* Problem
Pictures stay out; everything else in the records below is copied exactly.

-*-

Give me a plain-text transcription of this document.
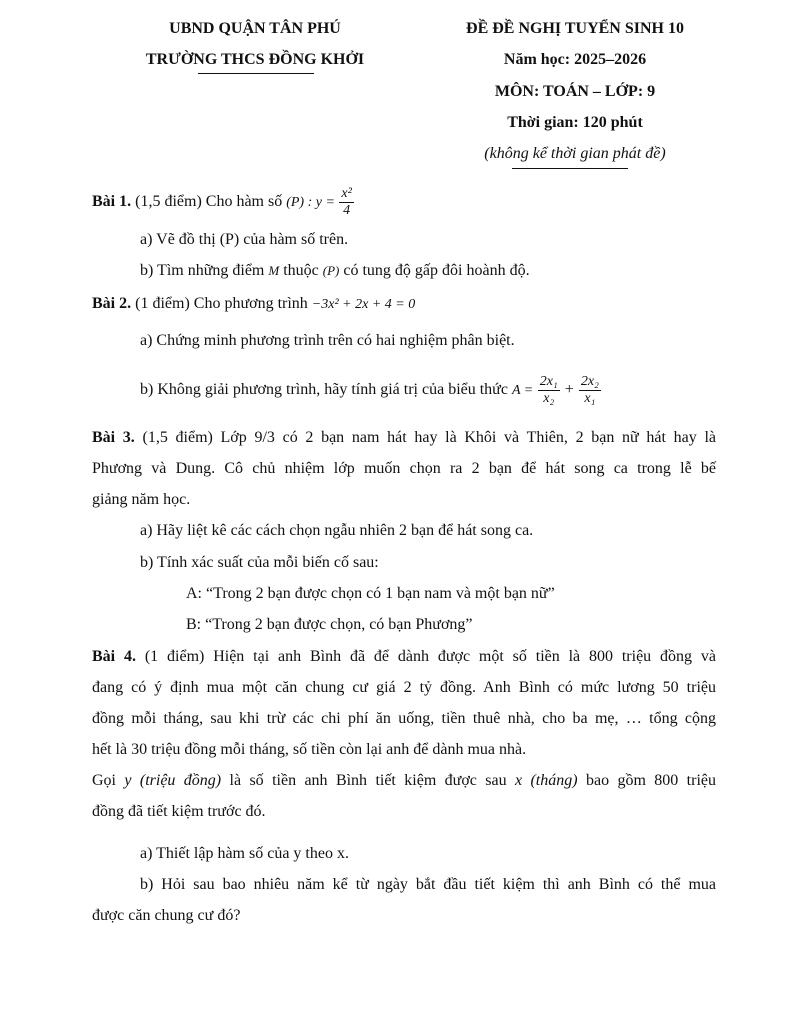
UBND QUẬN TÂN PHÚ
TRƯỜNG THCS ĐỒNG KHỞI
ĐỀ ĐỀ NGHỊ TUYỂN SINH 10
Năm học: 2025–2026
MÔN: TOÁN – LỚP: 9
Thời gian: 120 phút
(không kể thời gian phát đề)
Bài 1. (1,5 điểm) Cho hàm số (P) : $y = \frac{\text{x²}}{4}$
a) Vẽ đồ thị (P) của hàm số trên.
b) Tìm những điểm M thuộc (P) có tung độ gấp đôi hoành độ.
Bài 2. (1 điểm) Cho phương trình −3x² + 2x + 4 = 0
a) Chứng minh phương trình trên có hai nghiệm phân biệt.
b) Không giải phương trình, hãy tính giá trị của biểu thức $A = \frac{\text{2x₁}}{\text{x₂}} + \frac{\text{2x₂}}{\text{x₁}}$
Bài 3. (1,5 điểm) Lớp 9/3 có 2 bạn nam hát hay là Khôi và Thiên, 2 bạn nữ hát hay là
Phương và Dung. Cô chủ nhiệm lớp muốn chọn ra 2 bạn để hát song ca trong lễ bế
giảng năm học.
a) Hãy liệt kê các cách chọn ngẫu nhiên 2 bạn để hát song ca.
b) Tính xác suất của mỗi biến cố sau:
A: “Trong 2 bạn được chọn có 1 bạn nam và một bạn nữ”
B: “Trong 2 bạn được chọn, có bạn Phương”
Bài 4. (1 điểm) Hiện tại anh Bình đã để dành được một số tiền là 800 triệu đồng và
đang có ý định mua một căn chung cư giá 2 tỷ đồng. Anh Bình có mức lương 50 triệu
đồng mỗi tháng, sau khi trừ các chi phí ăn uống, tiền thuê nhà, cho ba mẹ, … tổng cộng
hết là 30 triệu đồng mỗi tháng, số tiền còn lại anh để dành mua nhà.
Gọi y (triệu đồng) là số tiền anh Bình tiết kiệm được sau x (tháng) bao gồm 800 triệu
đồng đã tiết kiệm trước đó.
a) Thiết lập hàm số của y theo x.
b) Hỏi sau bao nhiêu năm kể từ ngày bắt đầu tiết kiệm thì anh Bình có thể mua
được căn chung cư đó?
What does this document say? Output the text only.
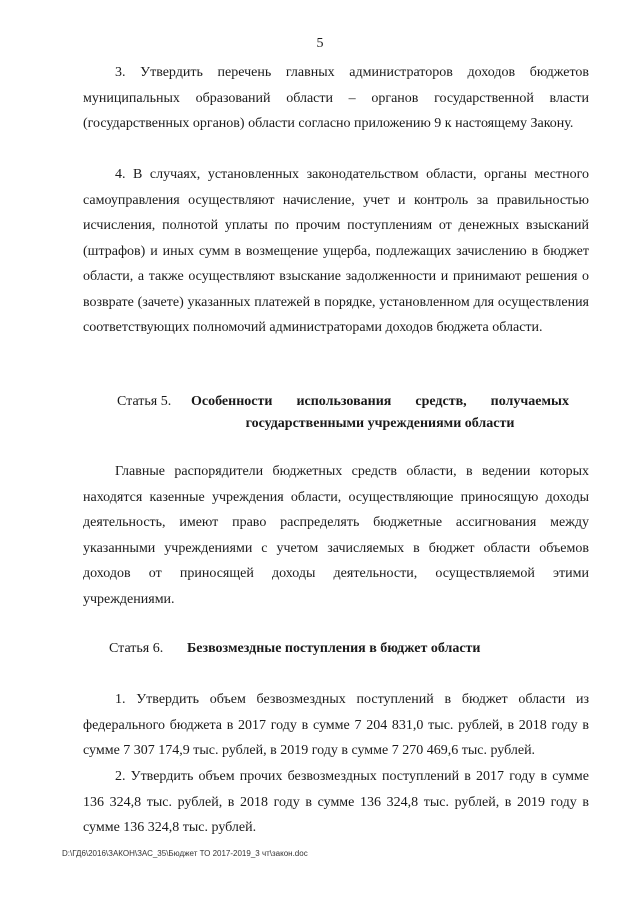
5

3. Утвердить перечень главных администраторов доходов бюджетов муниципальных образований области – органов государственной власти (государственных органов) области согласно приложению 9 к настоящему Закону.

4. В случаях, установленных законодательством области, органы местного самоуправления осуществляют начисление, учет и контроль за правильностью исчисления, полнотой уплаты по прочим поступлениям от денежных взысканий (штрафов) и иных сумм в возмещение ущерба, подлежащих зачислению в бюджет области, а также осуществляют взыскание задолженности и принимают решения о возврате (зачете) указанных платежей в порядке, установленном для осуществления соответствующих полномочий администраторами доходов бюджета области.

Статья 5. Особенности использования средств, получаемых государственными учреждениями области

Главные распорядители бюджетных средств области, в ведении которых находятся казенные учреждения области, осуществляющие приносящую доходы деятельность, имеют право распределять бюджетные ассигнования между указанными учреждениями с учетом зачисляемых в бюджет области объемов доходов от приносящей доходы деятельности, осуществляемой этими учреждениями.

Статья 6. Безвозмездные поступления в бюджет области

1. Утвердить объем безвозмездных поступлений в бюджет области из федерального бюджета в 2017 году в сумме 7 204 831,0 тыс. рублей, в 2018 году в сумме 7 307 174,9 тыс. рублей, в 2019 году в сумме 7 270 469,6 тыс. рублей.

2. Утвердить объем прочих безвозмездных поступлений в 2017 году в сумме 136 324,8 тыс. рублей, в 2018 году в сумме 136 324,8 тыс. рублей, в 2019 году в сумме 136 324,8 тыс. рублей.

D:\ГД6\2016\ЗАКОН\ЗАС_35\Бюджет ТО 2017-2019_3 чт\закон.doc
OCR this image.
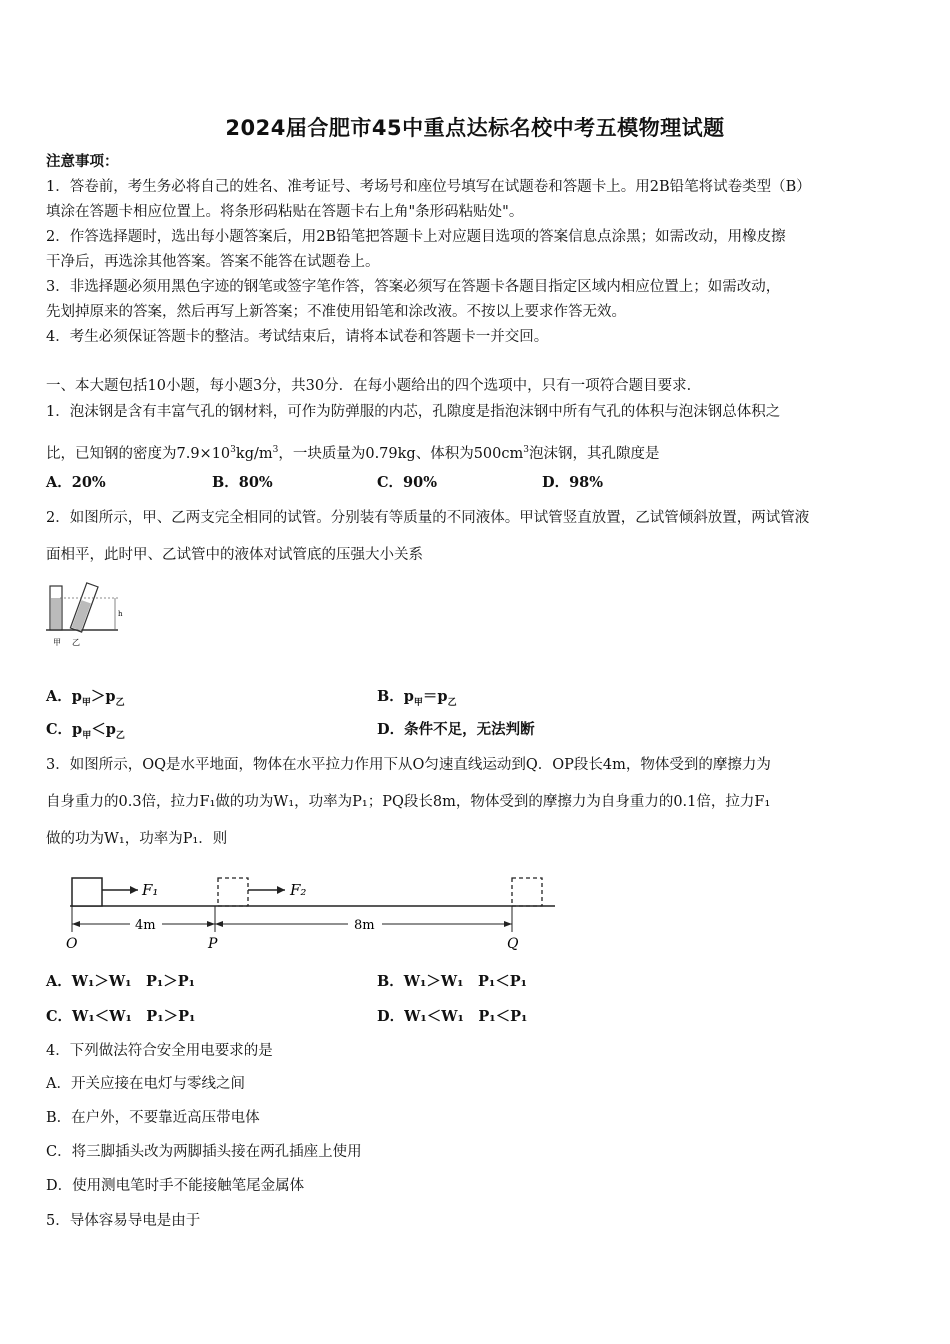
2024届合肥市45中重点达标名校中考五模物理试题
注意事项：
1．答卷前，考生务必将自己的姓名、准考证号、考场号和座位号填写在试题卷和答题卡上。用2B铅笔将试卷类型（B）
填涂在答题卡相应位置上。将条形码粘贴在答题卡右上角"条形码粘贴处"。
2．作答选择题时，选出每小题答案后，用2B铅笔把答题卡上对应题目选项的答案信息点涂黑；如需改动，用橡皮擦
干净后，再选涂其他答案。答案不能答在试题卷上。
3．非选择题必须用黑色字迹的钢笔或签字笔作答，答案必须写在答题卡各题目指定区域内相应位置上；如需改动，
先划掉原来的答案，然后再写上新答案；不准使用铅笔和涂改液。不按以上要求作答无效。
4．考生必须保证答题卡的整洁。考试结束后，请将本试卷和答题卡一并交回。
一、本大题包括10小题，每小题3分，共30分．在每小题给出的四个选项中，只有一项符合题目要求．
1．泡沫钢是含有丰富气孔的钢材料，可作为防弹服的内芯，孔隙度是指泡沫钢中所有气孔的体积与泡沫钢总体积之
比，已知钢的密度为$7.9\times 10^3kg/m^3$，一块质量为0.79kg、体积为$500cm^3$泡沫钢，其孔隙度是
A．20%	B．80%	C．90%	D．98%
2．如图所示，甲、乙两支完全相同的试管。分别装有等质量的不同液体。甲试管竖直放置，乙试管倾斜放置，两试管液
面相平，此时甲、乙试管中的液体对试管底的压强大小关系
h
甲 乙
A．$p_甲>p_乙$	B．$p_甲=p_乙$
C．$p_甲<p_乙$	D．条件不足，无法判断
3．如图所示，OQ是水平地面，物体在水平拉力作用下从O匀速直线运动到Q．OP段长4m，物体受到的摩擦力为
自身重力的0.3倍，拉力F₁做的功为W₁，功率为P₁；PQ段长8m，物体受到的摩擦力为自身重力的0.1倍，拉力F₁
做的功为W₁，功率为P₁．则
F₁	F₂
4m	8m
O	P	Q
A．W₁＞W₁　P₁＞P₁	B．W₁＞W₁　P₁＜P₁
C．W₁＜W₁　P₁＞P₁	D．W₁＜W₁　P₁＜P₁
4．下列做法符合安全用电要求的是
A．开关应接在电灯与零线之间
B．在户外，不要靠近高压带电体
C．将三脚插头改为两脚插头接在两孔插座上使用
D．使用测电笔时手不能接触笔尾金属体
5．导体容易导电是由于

-*-

* Exercise answer
Give me a plain-text transcription of this document.
UBND QUẬN TÂN PHÚ
TRƯỜNG THCS ĐỒNG KHỞI
ĐỀ ĐỀ NGHỊ TUYỂN SINH 10
Năm học: 2025–2026
MÔN: TOÁN – LỚP: 9
Thời gian: 120 phút
(không kể thời gian phát đề)
Bài 1. (1,5 điểm) Cho hàm số (P) : $y = \frac{\text{x²}}{4}$
a) Vẽ đồ thị (P) của hàm số trên.
b) Tìm những điểm M thuộc (P) có tung độ gấp đôi hoành độ.
Bài 2. (1 điểm) Cho phương trình −3x² + 2x + 4 = 0
a) Chứng minh phương trình trên có hai nghiệm phân biệt.
b) Không giải phương trình, hãy tính giá trị của biểu thức $A = \frac{\text{2x₁}}{\text{x₂}} + \frac{\text{2x₂}}{\text{x₁}}$
Bài 3. (1,5 điểm) Lớp 9/3 có 2 bạn nam hát hay là Khôi và Thiên, 2 bạn nữ hát hay là
Phương và Dung. Cô chủ nhiệm lớp muốn chọn ra 2 bạn để hát song ca trong lễ bế
giảng năm học.
a) Hãy liệt kê các cách chọn ngẫu nhiên 2 bạn để hát song ca.
b) Tính xác suất của mỗi biến cố sau:
A: “Trong 2 bạn được chọn có 1 bạn nam và một bạn nữ”
B: “Trong 2 bạn được chọn, có bạn Phương”
Bài 4. (1 điểm) Hiện tại anh Bình đã để dành được một số tiền là 800 triệu đồng và
đang có ý định mua một căn chung cư giá 2 tỷ đồng. Anh Bình có mức lương 50 triệu
đồng mỗi tháng, sau khi trừ các chi phí ăn uống, tiền thuê nhà, cho ba mẹ, … tổng cộng
hết là 30 triệu đồng mỗi tháng, số tiền còn lại anh để dành mua nhà.
Gọi y (triệu đồng) là số tiền anh Bình tiết kiệm được sau x (tháng) bao gồm 800 triệu
đồng đã tiết kiệm trước đó.
a) Thiết lập hàm số của y theo x.
b) Hỏi sau bao nhiêu năm kể từ ngày bắt đầu tiết kiệm thì anh Bình có thể mua
được căn chung cư đó?
What does this document say? Output the text only.
5

3. Утвердить перечень главных администраторов доходов бюджетов муниципальных образований области – органов государственной власти (государственных органов) области согласно приложению 9 к настоящему Закону.

4. В случаях, установленных законодательством области, органы местного самоуправления осуществляют начисление, учет и контроль за правильностью исчисления, полнотой уплаты по прочим поступлениям от денежных взысканий (штрафов) и иных сумм в возмещение ущерба, подлежащих зачислению в бюджет области, а также осуществляют взыскание задолженности и принимают решения о возврате (зачете) указанных платежей в порядке, установленном для осуществления соответствующих полномочий администраторами доходов бюджета области.

Статья 5. Особенности использования средств, получаемых государственными учреждениями области

Главные распорядители бюджетных средств области, в ведении которых находятся казенные учреждения области, осуществляющие приносящую доходы деятельность, имеют право распределять бюджетные ассигнования между указанными учреждениями с учетом зачисляемых в бюджет области объемов доходов от приносящей доходы деятельности, осуществляемой этими учреждениями.

Статья 6. Безвозмездные поступления в бюджет области

1. Утвердить объем безвозмездных поступлений в бюджет области из федерального бюджета в 2017 году в сумме 7 204 831,0 тыс. рублей, в 2018 году в сумме 7 307 174,9 тыс. рублей, в 2019 году в сумме 7 270 469,6 тыс. рублей.

2. Утвердить объем прочих безвозмездных поступлений в 2017 году в сумме 136 324,8 тыс. рублей, в 2018 году в сумме 136 324,8 тыс. рублей, в 2019 году в сумме 136 324,8 тыс. рублей.

D:\ГД6\2016\ЗАКОН\ЗАС_35\Бюджет ТО 2017-2019_3 чт\закон.doc
OCR this image.
2024届合肥市45中重点达标名校中考五模物理试题
注意事项：
1．答卷前，考生务必将自己的姓名、准考证号、考场号和座位号填写在试题卷和答题卡上。用2B铅笔将试卷类型（B）
填涂在答题卡相应位置上。将条形码粘贴在答题卡右上角"条形码粘贴处"。
2．作答选择题时，选出每小题答案后，用2B铅笔把答题卡上对应题目选项的答案信息点涂黑；如需改动，用橡皮擦
干净后，再选涂其他答案。答案不能答在试题卷上。
3．非选择题必须用黑色字迹的钢笔或签字笔作答，答案必须写在答题卡各题目指定区域内相应位置上；如需改动，
先划掉原来的答案，然后再写上新答案；不准使用铅笔和涂改液。不按以上要求作答无效。
4．考生必须保证答题卡的整洁。考试结束后，请将本试卷和答题卡一并交回。
一、本大题包括10小题，每小题3分，共30分．在每小题给出的四个选项中，只有一项符合题目要求．
1．泡沫钢是含有丰富气孔的钢材料，可作为防弹服的内芯，孔隙度是指泡沫钢中所有气孔的体积与泡沫钢总体积之
比，已知钢的密度为$7.9\times 10^3kg/m^3$，一块质量为0.79kg、体积为$500cm^3$泡沫钢，其孔隙度是
A．20%	B．80%	C．90%	D．98%
2．如图所示，甲、乙两支完全相同的试管。分别装有等质量的不同液体。甲试管竖直放置，乙试管倾斜放置，两试管液
面相平，此时甲、乙试管中的液体对试管底的压强大小关系
h
甲 乙
A．$p_甲>p_乙$	B．$p_甲=p_乙$
C．$p_甲<p_乙$	D．条件不足，无法判断
3．如图所示，OQ是水平地面，物体在水平拉力作用下从O匀速直线运动到Q．OP段长4m，物体受到的摩擦力为
自身重力的0.3倍，拉力F₁做的功为W₁，功率为P₁；PQ段长8m，物体受到的摩擦力为自身重力的0.1倍，拉力F₁
做的功为W₁，功率为P₁．则
F₁	F₂
4m	8m
O	P	Q
A．W₁＞W₁　P₁＞P₁	B．W₁＞W₁　P₁＜P₁
C．W₁＜W₁　P₁＞P₁	D．W₁＜W₁　P₁＜P₁
4．下列做法符合安全用电要求的是
A．开关应接在电灯与零线之间
B．在户外，不要靠近高压带电体
C．将三脚插头改为两脚插头接在两孔插座上使用
D．使用测电笔时手不能接触笔尾金属体
5．导体容易导电是由于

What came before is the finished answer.